Supplied information:
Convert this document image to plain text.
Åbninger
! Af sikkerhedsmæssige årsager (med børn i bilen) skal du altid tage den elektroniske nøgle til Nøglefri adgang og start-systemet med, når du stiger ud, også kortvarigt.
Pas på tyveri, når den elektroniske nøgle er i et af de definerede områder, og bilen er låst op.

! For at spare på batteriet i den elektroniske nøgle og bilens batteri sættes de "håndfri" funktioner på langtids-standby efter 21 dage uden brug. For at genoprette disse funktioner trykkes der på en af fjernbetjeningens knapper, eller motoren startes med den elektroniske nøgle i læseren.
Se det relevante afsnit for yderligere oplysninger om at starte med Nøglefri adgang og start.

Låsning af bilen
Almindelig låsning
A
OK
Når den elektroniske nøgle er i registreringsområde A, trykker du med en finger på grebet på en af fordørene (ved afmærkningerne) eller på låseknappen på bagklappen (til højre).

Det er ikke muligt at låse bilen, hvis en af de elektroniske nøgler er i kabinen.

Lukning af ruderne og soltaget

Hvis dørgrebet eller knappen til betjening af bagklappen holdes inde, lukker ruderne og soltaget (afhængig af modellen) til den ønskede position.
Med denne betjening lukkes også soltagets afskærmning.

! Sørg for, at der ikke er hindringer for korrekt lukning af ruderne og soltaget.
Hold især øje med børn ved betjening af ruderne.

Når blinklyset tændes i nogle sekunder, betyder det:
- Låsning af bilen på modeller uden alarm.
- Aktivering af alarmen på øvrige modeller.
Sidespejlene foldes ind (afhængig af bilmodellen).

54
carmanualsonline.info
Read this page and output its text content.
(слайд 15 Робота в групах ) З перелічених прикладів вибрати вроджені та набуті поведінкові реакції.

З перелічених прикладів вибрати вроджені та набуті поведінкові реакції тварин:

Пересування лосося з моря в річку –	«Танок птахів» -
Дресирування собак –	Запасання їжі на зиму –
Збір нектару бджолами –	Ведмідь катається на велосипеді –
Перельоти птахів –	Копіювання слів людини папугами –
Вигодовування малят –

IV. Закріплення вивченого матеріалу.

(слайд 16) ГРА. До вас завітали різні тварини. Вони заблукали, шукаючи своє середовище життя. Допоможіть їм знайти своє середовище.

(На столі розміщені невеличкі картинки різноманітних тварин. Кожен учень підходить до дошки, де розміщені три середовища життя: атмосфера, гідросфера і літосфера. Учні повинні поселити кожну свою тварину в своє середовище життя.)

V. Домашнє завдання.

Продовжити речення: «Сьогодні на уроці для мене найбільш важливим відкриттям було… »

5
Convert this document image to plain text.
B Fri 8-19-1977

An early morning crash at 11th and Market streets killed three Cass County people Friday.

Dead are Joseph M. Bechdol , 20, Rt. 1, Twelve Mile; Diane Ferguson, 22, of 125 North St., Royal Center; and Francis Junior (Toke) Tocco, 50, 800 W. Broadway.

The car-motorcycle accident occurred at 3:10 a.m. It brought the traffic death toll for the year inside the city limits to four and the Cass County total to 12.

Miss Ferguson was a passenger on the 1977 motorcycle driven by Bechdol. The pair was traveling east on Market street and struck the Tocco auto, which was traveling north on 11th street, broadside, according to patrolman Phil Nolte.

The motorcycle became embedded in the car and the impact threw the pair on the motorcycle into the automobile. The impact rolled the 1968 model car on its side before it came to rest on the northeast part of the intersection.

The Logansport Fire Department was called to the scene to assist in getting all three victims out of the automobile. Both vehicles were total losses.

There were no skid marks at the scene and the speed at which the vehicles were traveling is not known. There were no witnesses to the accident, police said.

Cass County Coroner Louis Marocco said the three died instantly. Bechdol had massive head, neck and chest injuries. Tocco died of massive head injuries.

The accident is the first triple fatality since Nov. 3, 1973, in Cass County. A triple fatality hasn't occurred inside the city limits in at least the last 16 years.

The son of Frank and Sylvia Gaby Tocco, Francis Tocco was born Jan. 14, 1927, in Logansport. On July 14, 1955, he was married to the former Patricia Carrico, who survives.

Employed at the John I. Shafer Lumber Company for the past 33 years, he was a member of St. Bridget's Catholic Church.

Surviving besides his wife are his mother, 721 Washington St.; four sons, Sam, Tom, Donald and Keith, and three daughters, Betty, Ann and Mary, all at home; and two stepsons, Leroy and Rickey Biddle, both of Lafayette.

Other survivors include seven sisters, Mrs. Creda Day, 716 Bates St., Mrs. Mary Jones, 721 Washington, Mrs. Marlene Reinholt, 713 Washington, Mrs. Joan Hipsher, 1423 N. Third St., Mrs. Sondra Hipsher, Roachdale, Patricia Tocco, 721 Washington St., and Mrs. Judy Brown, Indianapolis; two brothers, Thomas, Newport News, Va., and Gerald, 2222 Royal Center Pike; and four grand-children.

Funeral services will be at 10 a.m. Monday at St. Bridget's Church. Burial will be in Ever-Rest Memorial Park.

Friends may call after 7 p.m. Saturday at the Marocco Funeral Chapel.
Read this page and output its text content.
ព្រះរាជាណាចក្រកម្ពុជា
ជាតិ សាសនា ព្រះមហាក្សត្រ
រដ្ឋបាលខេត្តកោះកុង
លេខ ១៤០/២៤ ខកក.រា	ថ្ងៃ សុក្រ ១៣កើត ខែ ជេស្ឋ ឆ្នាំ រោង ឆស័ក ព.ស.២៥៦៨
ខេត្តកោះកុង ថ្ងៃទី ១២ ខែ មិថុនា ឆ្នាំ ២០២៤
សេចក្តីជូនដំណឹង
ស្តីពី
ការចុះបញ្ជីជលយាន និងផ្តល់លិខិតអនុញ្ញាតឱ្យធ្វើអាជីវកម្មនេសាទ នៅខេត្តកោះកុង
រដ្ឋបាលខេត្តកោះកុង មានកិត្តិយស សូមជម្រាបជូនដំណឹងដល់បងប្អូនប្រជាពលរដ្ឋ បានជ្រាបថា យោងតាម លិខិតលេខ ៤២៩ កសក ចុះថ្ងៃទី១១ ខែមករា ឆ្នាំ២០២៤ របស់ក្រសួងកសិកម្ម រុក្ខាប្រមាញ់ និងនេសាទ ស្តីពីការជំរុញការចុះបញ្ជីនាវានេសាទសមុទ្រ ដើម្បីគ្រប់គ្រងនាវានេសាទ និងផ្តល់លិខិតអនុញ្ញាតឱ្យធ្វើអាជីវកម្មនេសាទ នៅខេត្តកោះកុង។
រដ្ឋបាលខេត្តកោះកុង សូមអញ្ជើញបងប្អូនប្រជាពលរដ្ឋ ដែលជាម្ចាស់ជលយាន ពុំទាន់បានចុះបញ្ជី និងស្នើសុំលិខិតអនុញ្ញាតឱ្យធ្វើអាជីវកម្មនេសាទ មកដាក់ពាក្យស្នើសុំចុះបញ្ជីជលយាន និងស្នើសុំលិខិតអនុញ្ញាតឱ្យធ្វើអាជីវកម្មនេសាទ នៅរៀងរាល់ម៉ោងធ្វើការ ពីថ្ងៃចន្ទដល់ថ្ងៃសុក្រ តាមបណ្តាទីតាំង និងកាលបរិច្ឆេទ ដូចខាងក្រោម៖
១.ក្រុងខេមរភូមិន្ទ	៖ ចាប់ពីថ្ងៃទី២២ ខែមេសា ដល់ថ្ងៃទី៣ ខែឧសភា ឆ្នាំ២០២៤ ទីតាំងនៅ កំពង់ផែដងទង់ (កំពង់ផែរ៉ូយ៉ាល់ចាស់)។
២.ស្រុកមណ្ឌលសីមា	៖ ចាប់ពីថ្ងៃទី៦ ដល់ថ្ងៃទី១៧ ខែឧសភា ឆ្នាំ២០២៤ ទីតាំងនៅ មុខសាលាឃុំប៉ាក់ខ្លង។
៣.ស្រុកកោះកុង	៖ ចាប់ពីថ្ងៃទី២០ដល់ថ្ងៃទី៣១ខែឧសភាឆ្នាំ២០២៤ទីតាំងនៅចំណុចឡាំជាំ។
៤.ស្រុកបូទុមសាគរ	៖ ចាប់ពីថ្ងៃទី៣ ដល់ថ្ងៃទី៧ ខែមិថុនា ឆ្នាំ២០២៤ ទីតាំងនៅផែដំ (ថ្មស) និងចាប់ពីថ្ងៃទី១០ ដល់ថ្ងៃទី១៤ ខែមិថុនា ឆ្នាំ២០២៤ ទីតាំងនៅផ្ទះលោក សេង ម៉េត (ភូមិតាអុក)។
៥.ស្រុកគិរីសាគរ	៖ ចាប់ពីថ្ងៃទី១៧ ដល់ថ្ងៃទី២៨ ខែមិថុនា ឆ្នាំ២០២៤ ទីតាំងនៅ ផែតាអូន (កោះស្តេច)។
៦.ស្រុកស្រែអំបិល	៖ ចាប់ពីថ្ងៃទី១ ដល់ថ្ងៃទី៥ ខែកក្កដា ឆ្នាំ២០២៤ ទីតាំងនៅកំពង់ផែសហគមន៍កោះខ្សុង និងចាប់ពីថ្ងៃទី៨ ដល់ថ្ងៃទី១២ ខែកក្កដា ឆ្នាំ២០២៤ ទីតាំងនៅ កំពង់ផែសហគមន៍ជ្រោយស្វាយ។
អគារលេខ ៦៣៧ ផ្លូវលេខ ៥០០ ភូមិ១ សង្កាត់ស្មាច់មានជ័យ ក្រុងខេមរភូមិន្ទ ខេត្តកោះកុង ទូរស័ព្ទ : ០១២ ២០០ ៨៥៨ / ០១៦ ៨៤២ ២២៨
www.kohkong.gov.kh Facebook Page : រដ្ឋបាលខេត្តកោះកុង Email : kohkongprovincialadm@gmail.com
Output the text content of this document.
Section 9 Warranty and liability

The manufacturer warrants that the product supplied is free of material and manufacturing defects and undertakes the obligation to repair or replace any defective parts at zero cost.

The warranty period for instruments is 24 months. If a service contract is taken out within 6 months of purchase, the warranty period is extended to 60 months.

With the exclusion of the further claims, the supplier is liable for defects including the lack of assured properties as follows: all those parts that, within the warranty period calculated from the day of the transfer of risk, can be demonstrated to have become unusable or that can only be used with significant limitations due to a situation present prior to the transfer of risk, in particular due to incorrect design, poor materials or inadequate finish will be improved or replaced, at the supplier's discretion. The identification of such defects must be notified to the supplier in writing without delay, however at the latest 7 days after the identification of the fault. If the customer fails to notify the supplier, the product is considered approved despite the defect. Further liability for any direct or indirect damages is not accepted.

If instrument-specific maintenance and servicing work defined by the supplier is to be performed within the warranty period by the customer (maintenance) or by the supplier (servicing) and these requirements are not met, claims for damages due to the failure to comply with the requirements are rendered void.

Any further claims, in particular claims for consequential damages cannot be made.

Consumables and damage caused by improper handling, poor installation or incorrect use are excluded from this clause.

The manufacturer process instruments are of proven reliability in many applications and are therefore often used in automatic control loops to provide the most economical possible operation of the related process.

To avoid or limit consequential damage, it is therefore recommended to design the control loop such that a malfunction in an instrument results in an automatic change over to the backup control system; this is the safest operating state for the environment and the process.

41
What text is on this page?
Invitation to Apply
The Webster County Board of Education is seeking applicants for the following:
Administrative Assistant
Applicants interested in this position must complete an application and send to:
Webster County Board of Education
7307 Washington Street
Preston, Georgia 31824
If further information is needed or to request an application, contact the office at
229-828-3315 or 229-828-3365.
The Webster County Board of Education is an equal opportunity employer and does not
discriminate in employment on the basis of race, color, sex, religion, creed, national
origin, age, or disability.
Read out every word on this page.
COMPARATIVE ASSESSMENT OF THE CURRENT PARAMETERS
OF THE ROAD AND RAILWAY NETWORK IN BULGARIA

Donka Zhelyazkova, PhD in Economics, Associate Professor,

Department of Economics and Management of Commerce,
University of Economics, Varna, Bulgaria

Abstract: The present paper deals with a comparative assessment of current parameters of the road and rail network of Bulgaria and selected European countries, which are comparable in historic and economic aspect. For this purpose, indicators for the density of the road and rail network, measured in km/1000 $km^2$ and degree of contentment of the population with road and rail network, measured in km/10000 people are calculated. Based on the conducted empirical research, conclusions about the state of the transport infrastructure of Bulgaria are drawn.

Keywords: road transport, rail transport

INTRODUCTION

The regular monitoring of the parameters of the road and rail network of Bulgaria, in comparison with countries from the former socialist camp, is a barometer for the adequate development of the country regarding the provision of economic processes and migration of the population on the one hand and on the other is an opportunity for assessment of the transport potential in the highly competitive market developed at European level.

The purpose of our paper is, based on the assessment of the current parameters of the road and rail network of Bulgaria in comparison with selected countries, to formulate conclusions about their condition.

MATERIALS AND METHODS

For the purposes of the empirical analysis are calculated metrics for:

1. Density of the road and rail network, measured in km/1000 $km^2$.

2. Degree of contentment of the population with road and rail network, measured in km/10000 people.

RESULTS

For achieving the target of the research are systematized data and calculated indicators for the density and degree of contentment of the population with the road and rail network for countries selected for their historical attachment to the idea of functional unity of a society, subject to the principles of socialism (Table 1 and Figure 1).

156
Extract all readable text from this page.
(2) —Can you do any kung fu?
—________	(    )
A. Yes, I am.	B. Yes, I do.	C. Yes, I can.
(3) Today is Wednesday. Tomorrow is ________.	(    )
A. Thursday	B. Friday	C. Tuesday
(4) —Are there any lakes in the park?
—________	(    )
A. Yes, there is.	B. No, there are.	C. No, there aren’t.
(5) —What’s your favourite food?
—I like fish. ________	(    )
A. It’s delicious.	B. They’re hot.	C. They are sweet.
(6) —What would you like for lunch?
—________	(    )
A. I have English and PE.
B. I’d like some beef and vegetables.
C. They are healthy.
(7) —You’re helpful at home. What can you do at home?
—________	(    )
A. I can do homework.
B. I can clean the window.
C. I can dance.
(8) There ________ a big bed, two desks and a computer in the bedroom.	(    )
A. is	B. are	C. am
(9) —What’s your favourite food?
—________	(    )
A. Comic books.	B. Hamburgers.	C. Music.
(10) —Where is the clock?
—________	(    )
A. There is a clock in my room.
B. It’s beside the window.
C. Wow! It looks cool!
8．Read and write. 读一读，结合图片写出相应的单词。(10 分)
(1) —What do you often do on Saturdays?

Directions: Where a line of the material above holds the string "comparison", copy that line.

Answer to the problem:
The regular monitoring of the parameters of the road and rail network of Bulgaria, in comparison with countries from the former socialist camp, is a barometer for the adequate development of the country regarding the provision of economic processes and migration of the population on the one hand and on the other is an opportunity for assessment of the transport potential in the highly competitive market developed at European level.
The purpose of our paper is, based on the assessment of the current parameters of the road and rail network of Bulgaria in comparison with selected countries, to formulate conclusions about their condition.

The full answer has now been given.